▶ **Data supplied**
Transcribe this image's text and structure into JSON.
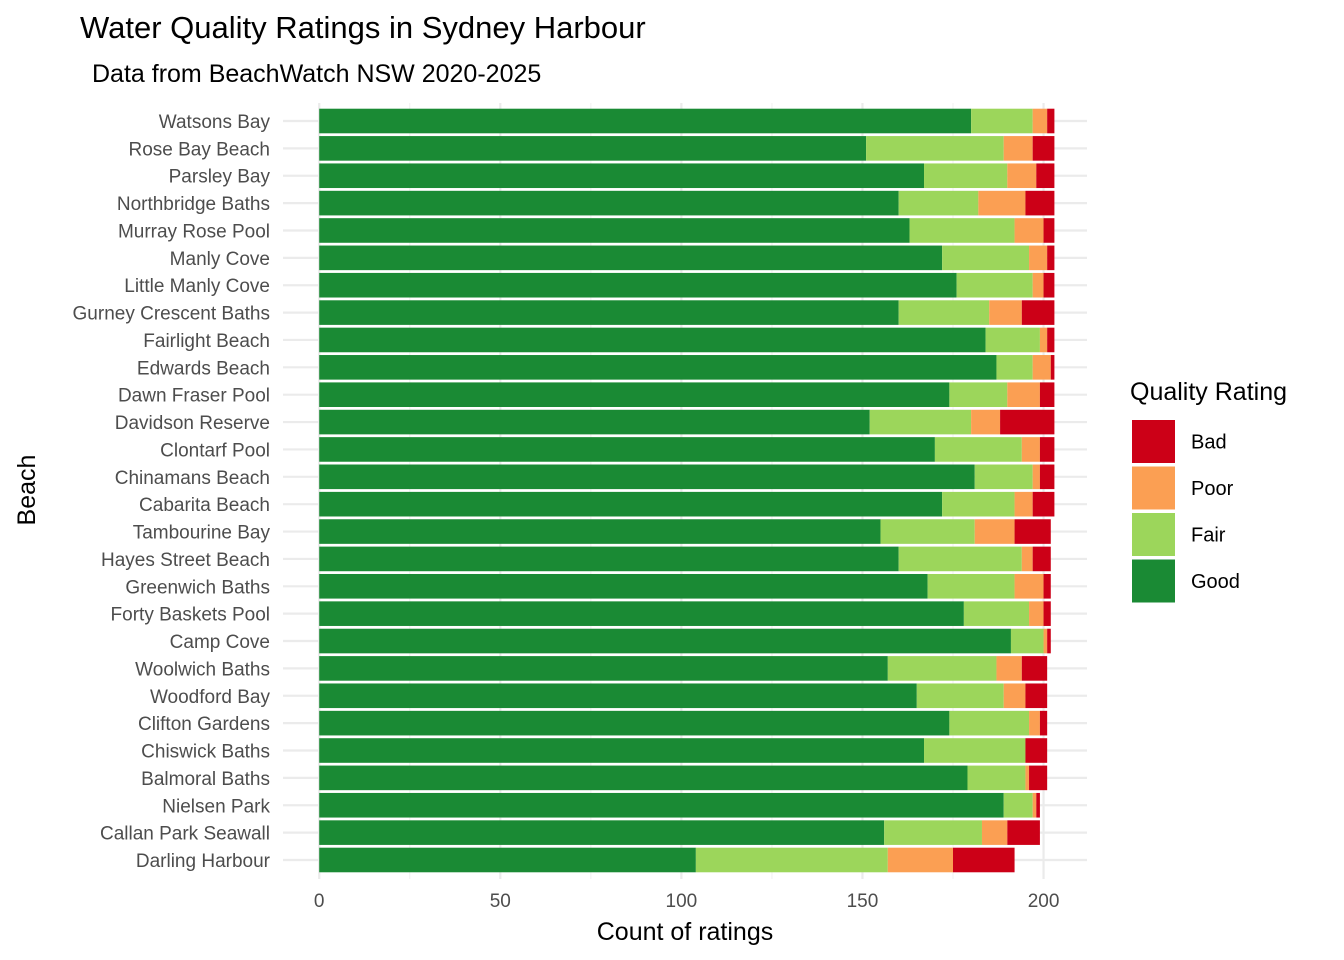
{
  "chart_data": {
    "type": "bar",
    "orientation": "horizontal",
    "stacked": true,
    "title": "Water Quality Ratings in Sydney Harbour",
    "subtitle": "Data from BeachWatch NSW 2020-2025",
    "xlabel": "Count of ratings",
    "ylabel": "Beach",
    "xlim": [
      -10,
      212
    ],
    "x_ticks": [
      0,
      50,
      100,
      150,
      200
    ],
    "x_tick_labels": [
      "0",
      "50",
      "100",
      "150",
      "200"
    ],
    "grid": true,
    "legend": {
      "title": "Quality Rating",
      "position": "right",
      "entries": [
        "Bad",
        "Poor",
        "Fair",
        "Good"
      ]
    },
    "colors": {
      "Good": "#1a8a34",
      "Fair": "#9cd65b",
      "Poor": "#fb9f53",
      "Bad": "#cc0017"
    },
    "categories": [
      "Watsons Bay",
      "Rose Bay Beach",
      "Parsley Bay",
      "Northbridge Baths",
      "Murray Rose Pool",
      "Manly Cove",
      "Little Manly Cove",
      "Gurney Crescent Baths",
      "Fairlight Beach",
      "Edwards Beach",
      "Dawn Fraser Pool",
      "Davidson Reserve",
      "Clontarf Pool",
      "Chinamans Beach",
      "Cabarita Beach",
      "Tambourine Bay",
      "Hayes Street Beach",
      "Greenwich Baths",
      "Forty Baskets Pool",
      "Camp Cove",
      "Woolwich Baths",
      "Woodford Bay",
      "Clifton Gardens",
      "Chiswick Baths",
      "Balmoral Baths",
      "Nielsen Park",
      "Callan Park Seawall",
      "Darling Harbour"
    ],
    "series": [
      {
        "name": "Good",
        "values": [
          180,
          151,
          167,
          160,
          163,
          172,
          176,
          160,
          184,
          187,
          174,
          152,
          170,
          181,
          172,
          155,
          160,
          168,
          178,
          191,
          157,
          165,
          174,
          167,
          179,
          189,
          156,
          104
        ]
      },
      {
        "name": "Fair",
        "values": [
          17,
          38,
          23,
          22,
          29,
          24,
          21,
          25,
          15,
          10,
          16,
          28,
          24,
          16,
          20,
          26,
          34,
          24,
          18,
          9,
          30,
          24,
          22,
          28,
          16,
          8,
          27,
          53
        ]
      },
      {
        "name": "Poor",
        "values": [
          4,
          8,
          8,
          13,
          8,
          5,
          3,
          9,
          2,
          5,
          9,
          8,
          5,
          2,
          5,
          11,
          3,
          8,
          4,
          1,
          7,
          6,
          3,
          0,
          1,
          1,
          7,
          18
        ]
      },
      {
        "name": "Bad",
        "values": [
          2,
          6,
          5,
          8,
          3,
          2,
          3,
          9,
          2,
          1,
          4,
          15,
          4,
          4,
          6,
          10,
          5,
          2,
          2,
          1,
          7,
          6,
          2,
          6,
          5,
          1,
          9,
          17
        ]
      }
    ]
  }
}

▶ **Your task**
Repeat the records above exactly, leaving out the pictures.

▶ **Result of this task**
Transcribe this image's text and structure into JSON.
{
  "chart_data": {
    "type": "bar",
    "orientation": "horizontal",
    "stacked": true,
    "title": "Water Quality Ratings in Sydney Harbour",
    "subtitle": "Data from BeachWatch NSW 2020-2025",
    "xlabel": "Count of ratings",
    "ylabel": "Beach",
    "xlim": [
      -10,
      212
    ],
    "x_ticks": [
      0,
      50,
      100,
      150,
      200
    ],
    "x_tick_labels": [
      "0",
      "50",
      "100",
      "150",
      "200"
    ],
    "grid": true,
    "legend": {
      "title": "Quality Rating",
      "position": "right",
      "entries": [
        "Bad",
        "Poor",
        "Fair",
        "Good"
      ]
    },
    "colors": {
      "Good": "#1a8a34",
      "Fair": "#9cd65b",
      "Poor": "#fb9f53",
      "Bad": "#cc0017"
    },
    "categories": [
      "Watsons Bay",
      "Rose Bay Beach",
      "Parsley Bay",
      "Northbridge Baths",
      "Murray Rose Pool",
      "Manly Cove",
      "Little Manly Cove",
      "Gurney Crescent Baths",
      "Fairlight Beach",
      "Edwards Beach",
      "Dawn Fraser Pool",
      "Davidson Reserve",
      "Clontarf Pool",
      "Chinamans Beach",
      "Cabarita Beach",
      "Tambourine Bay",
      "Hayes Street Beach",
      "Greenwich Baths",
      "Forty Baskets Pool",
      "Camp Cove",
      "Woolwich Baths",
      "Woodford Bay",
      "Clifton Gardens",
      "Chiswick Baths",
      "Balmoral Baths",
      "Nielsen Park",
      "Callan Park Seawall",
      "Darling Harbour"
    ],
    "series": [
      {
        "name": "Good",
        "values": [
          180,
          151,
          167,
          160,
          163,
          172,
          176,
          160,
          184,
          187,
          174,
          152,
          170,
          181,
          172,
          155,
          160,
          168,
          178,
          191,
          157,
          165,
          174,
          167,
          179,
          189,
          156,
          104
        ]
      },
      {
        "name": "Fair",
        "values": [
          17,
          38,
          23,
          22,
          29,
          24,
          21,
          25,
          15,
          10,
          16,
          28,
          24,
          16,
          20,
          26,
          34,
          24,
          18,
          9,
          30,
          24,
          22,
          28,
          16,
          8,
          27,
          53
        ]
      },
      {
        "name": "Poor",
        "values": [
          4,
          8,
          8,
          13,
          8,
          5,
          3,
          9,
          2,
          5,
          9,
          8,
          5,
          2,
          5,
          11,
          3,
          8,
          4,
          1,
          7,
          6,
          3,
          0,
          1,
          1,
          7,
          18
        ]
      },
      {
        "name": "Bad",
        "values": [
          2,
          6,
          5,
          8,
          3,
          2,
          3,
          9,
          2,
          1,
          4,
          15,
          4,
          4,
          6,
          10,
          5,
          2,
          2,
          1,
          7,
          6,
          2,
          6,
          5,
          1,
          9,
          17
        ]
      }
    ]
  }
}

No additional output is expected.